Stored data entries:
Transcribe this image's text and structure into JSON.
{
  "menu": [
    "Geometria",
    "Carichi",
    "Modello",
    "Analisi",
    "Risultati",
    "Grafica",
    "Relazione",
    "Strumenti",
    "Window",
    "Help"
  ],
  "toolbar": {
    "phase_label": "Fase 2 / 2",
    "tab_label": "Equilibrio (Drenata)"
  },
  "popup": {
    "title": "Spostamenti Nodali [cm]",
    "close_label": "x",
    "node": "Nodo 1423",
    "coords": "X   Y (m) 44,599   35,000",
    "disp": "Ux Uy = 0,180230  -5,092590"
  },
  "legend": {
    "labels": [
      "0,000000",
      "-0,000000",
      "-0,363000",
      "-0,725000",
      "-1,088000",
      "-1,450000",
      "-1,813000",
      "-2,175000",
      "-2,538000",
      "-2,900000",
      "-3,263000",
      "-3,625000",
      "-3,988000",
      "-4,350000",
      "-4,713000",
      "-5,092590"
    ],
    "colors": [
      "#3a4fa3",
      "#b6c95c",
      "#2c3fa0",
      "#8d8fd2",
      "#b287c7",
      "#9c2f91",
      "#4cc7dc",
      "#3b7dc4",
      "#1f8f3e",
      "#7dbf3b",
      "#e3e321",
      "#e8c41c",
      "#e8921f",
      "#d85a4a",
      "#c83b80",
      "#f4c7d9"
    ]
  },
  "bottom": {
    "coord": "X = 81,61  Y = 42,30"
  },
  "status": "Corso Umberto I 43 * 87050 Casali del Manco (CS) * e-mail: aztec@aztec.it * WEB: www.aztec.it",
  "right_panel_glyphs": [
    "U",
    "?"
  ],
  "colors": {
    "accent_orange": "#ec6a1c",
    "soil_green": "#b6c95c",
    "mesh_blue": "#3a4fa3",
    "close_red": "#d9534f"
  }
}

SET TASK: Each entry must be reproduced verbatim.

ANSWER TO THE EXERCISE:
Transcribe this image's text and structure into JSON.
{
  "menu": [
    "Geometria",
    "Carichi",
    "Modello",
    "Analisi",
    "Risultati",
    "Grafica",
    "Relazione",
    "Strumenti",
    "Window",
    "Help"
  ],
  "toolbar": {
    "phase_label": "Fase 2 / 2",
    "tab_label": "Equilibrio (Drenata)"
  },
  "popup": {
    "title": "Spostamenti Nodali [cm]",
    "close_label": "x",
    "node": "Nodo 1423",
    "coords": "X   Y (m) 44,599   35,000",
    "disp": "Ux Uy = 0,180230  -5,092590"
  },
  "legend": {
    "labels": [
      "0,000000",
      "-0,000000",
      "-0,363000",
      "-0,725000",
      "-1,088000",
      "-1,450000",
      "-1,813000",
      "-2,175000",
      "-2,538000",
      "-2,900000",
      "-3,263000",
      "-3,625000",
      "-3,988000",
      "-4,350000",
      "-4,713000",
      "-5,092590"
    ],
    "colors": [
      "#3a4fa3",
      "#b6c95c",
      "#2c3fa0",
      "#8d8fd2",
      "#b287c7",
      "#9c2f91",
      "#4cc7dc",
      "#3b7dc4",
      "#1f8f3e",
      "#7dbf3b",
      "#e3e321",
      "#e8c41c",
      "#e8921f",
      "#d85a4a",
      "#c83b80",
      "#f4c7d9"
    ]
  },
  "bottom": {
    "coord": "X = 81,61  Y = 42,30"
  },
  "status": "Corso Umberto I 43 * 87050 Casali del Manco (CS) * e-mail: aztec@aztec.it * WEB: www.aztec.it",
  "right_panel_glyphs": [
    "U",
    "?"
  ],
  "colors": {
    "accent_orange": "#ec6a1c",
    "soil_green": "#b6c95c",
    "mesh_blue": "#3a4fa3",
    "close_red": "#d9534f"
  }
}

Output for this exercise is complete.